#### WRITTEN EXERCISE:
Identify the lines that include the word "screenshot", then copy all of them.

#### Stored data:
+ + + +

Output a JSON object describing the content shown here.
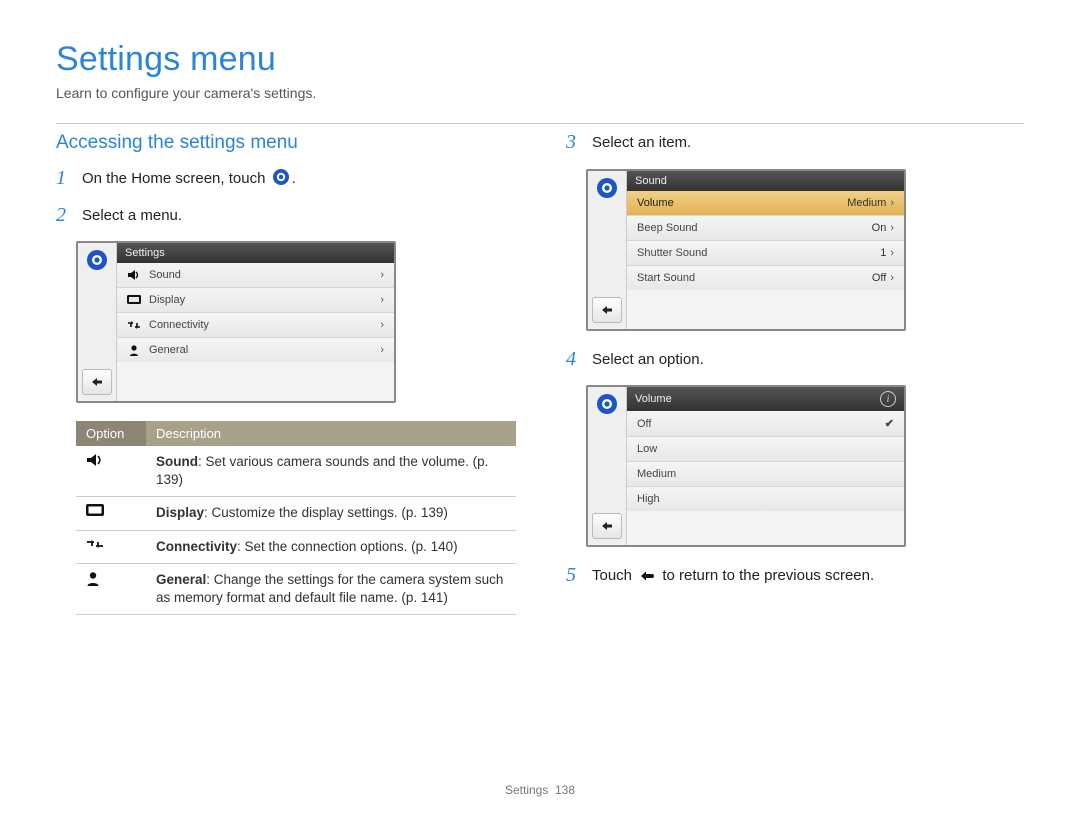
{
  "title": "Settings menu",
  "subtitle": "Learn to configure your camera's settings.",
  "section_heading": "Accessing the settings menu",
  "footer": {
    "label": "Settings",
    "page": "138"
  },
  "steps": {
    "s1": {
      "num": "1",
      "text_a": "On the Home screen, touch ",
      "text_b": "."
    },
    "s2": {
      "num": "2",
      "text": "Select a menu."
    },
    "s3": {
      "num": "3",
      "text": "Select an item."
    },
    "s4": {
      "num": "4",
      "text": "Select an option."
    },
    "s5": {
      "num": "5",
      "text_a": "Touch ",
      "text_b": " to return to the previous screen."
    }
  },
  "lcd_settings": {
    "header": "Settings",
    "rows": [
      {
        "label": "Sound"
      },
      {
        "label": "Display"
      },
      {
        "label": "Connectivity"
      },
      {
        "label": "General"
      }
    ]
  },
  "lcd_sound": {
    "header": "Sound",
    "rows": [
      {
        "label": "Volume",
        "value": "Medium",
        "selected": true
      },
      {
        "label": "Beep Sound",
        "value": "On"
      },
      {
        "label": "Shutter Sound",
        "value": "1"
      },
      {
        "label": "Start Sound",
        "value": "Off"
      }
    ]
  },
  "lcd_volume": {
    "header": "Volume",
    "rows": [
      {
        "label": "Off",
        "checked": true
      },
      {
        "label": "Low"
      },
      {
        "label": "Medium"
      },
      {
        "label": "High"
      }
    ]
  },
  "opts_table": {
    "headers": {
      "c1": "Option",
      "c2": "Description"
    },
    "rows": [
      {
        "title": "Sound",
        "desc": ": Set various camera sounds and the volume. (p. 139)"
      },
      {
        "title": "Display",
        "desc": ": Customize the display settings. (p. 139)"
      },
      {
        "title": "Connectivity",
        "desc": ": Set the connection options. (p. 140)"
      },
      {
        "title": "General",
        "desc": ": Change the settings for the camera system such as memory format and default file name. (p. 141)"
      }
    ]
  }
}
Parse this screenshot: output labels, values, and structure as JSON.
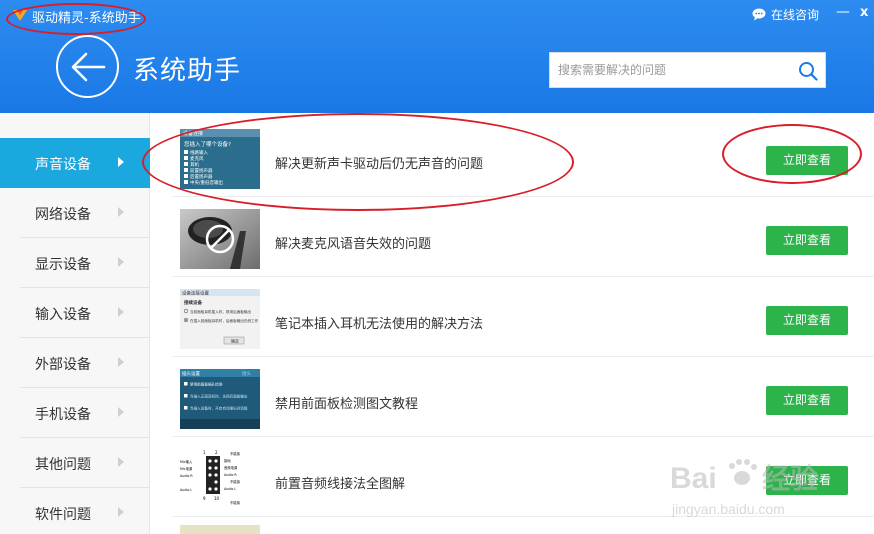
{
  "window": {
    "title": "驱动精灵-系统助手",
    "chat_label": "在线咨询",
    "minimize_glyph": "—",
    "close_glyph": "x"
  },
  "header": {
    "page_title": "系统助手",
    "search_placeholder": "搜索需要解决的问题"
  },
  "sidebar": {
    "items": [
      {
        "label": "声音设备",
        "active": true
      },
      {
        "label": "网络设备",
        "active": false
      },
      {
        "label": "显示设备",
        "active": false
      },
      {
        "label": "输入设备",
        "active": false
      },
      {
        "label": "外部设备",
        "active": false
      },
      {
        "label": "手机设备",
        "active": false
      },
      {
        "label": "其他问题",
        "active": false
      },
      {
        "label": "软件问题",
        "active": false
      }
    ]
  },
  "list": {
    "items": [
      {
        "title": "解决更新声卡驱动后仍无声音的问题",
        "button": "立即查看"
      },
      {
        "title": "解决麦克风语音失效的问题",
        "button": "立即查看"
      },
      {
        "title": "笔记本插入耳机无法使用的解决方法",
        "button": "立即查看"
      },
      {
        "title": "禁用前面板检测图文教程",
        "button": "立即查看"
      },
      {
        "title": "前置音频线接法全图解",
        "button": "立即查看"
      }
    ]
  },
  "thumbnails": {
    "t1": {
      "header": "设备连接",
      "question": "您插入了哪个设备?",
      "options": [
        "线路输入",
        "麦克风",
        "耳机",
        "前置扬声器",
        "后置扬声器",
        "中央/重低音输出"
      ]
    },
    "t3": {
      "header": "设备连接设置",
      "section": "接续设备",
      "option1": "当前面板耳机插入时，禁用后面板输出",
      "option2": "在插入前面板耳机时，后面板输出仍然工作",
      "ok": "确定"
    },
    "t4": {
      "header": "插头设置",
      "right": "接头",
      "line1": "禁用前面板插孔检测",
      "line2": "当插入正面耳机时，关闭后面板输出",
      "line3": "当插入设备时，开启自动弹出对话框"
    },
    "t5": {
      "pin_top": [
        "1",
        "2"
      ],
      "pin_bottom": [
        "9",
        "10"
      ],
      "left_labels": [
        "Mic输入",
        "Mic电源",
        "Audio R",
        "Audio L"
      ],
      "right_labels": [
        "不能接",
        "接地",
        "音频电源",
        "Audio R",
        "不能接",
        "Audio L",
        "不能接"
      ]
    }
  },
  "watermark": {
    "brand_left": "Bai",
    "brand_right": "经验",
    "url": "jingyan.baidu.com"
  },
  "colors": {
    "header_blue": "#1a7be8",
    "active_sidebar": "#1aa8de",
    "button_green": "#2cb34a",
    "annotation_red": "#d81e28"
  }
}
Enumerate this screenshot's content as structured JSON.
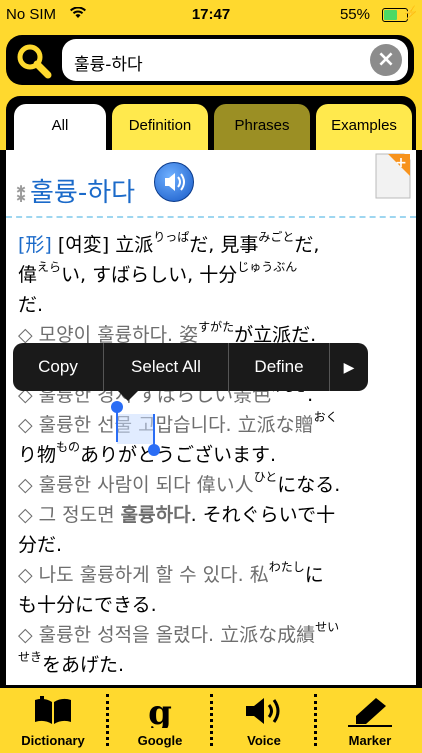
{
  "status": {
    "carrier": "No SIM",
    "time": "17:47",
    "battery_label": "55%",
    "battery_level": 0.55
  },
  "search": {
    "query": "훌륭-하다"
  },
  "tabs": [
    {
      "label": "All"
    },
    {
      "label": "Definition"
    },
    {
      "label": "Phrases"
    },
    {
      "label": "Examples"
    }
  ],
  "entry": {
    "headword": "훌륭-하다",
    "pos_tag": "[形]",
    "type_tag": "[여変]",
    "def1_a": "立派",
    "def1_ruby_a": "りっぱ",
    "def1_b": "だ, 見事",
    "def1_ruby_b": "みごと",
    "def1_c": "だ,",
    "def2_a": "偉",
    "def2_ruby_a": "えら",
    "def2_b": "い, すばらしい, 十分",
    "def2_ruby_b": "じゅうぶん",
    "def3": "だ.",
    "ex1_kr": "◇ 모양이 훌륭하다. 姿",
    "ex1_ruby": "すがた",
    "ex1_jp": "が立派だ.",
    "ex2_kr": "◇ 훌륭한 경치 すばらしい景色",
    "ex2_ruby": "けしき",
    "ex2_end": ".",
    "ex3_a": "◇ 훌륭한 ",
    "ex3_sel": "선물",
    "ex3_b": " 고맙습니다. 立派な贈",
    "ex3_ruby": "おく",
    "ex3_c": "り物",
    "ex3_ruby2": "もの",
    "ex3_d": "ありがとうございます.",
    "ex4_kr": "◇ 훌륭한 사람이 되다 偉い人",
    "ex4_ruby": "ひと",
    "ex4_jp": "になる.",
    "ex5_a": "◇ 그 정도면 ",
    "ex5_bold": "훌륭하다",
    "ex5_b": ". それぐらいで十",
    "ex5_c": "分だ.",
    "ex6_a": "◇ 나도 훌륭하게 할 수 있다. 私",
    "ex6_ruby": "わたし",
    "ex6_b": "に",
    "ex6_c": "も十分にできる.",
    "ex7_a": "◇ 훌륭한 성적을 올렸다. 立派な成績",
    "ex7_ruby": "せい",
    "ex7_ruby2": "せき",
    "ex7_b": "をあげた."
  },
  "context_menu": {
    "copy": "Copy",
    "select_all": "Select All",
    "define": "Define"
  },
  "toolbar": [
    {
      "label": "Dictionary",
      "icon": "book-icon"
    },
    {
      "label": "Google",
      "icon": "google-g-icon"
    },
    {
      "label": "Voice",
      "icon": "speaker-icon"
    },
    {
      "label": "Marker",
      "icon": "marker-icon"
    }
  ],
  "colors": {
    "accent_yellow": "#ffd92e",
    "olive_tab": "#9b8f24",
    "link_blue": "#1b6ac9",
    "selection": "#c9dcff"
  }
}
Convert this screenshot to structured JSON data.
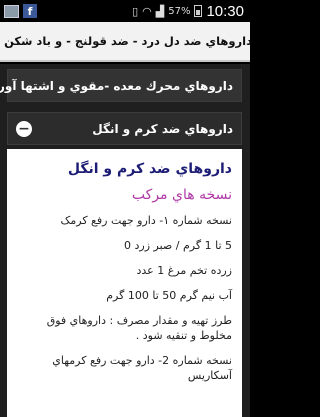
{
  "status_bar": {
    "battery": "57%",
    "time": "10:30",
    "fb_letter": "f"
  },
  "marquee": {
    "text": "داروهاي ضد دل درد - ضد قولنج - و باد شکن و ضد نفخ"
  },
  "accordion": [
    {
      "label": "داروهاي محرك معده -مقوي و اشتها آور",
      "toggle": "+"
    },
    {
      "label": "داروهاي ضد کرم و انگل",
      "toggle": "−"
    }
  ],
  "content": {
    "title": "داروهاي ضد کرم و انگل",
    "subtitle": "نسخه هاي مرکب",
    "lines": [
      "نسخه شماره ۱- دارو جهت رفع کرمک",
      "5 تا 1 گرم / صبر زرد 0",
      "زرده تخم مرغ 1 عدد",
      "آب نیم گرم 50 تا 100 گرم",
      "طرز تهیه و مقدار مصرف : داروهاي فوق مخلوط و تنقیه شود .",
      "نسخه شماره 2- دارو جهت رفع کرمهاي آسکاریس"
    ]
  }
}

+ + + +

#### TASK SOLUTION:
Parse this screenshot: output labels, values, and structure as JSON.
Enumerate this screenshot's content as structured JSON.
Convert this screenshot to structured JSON data.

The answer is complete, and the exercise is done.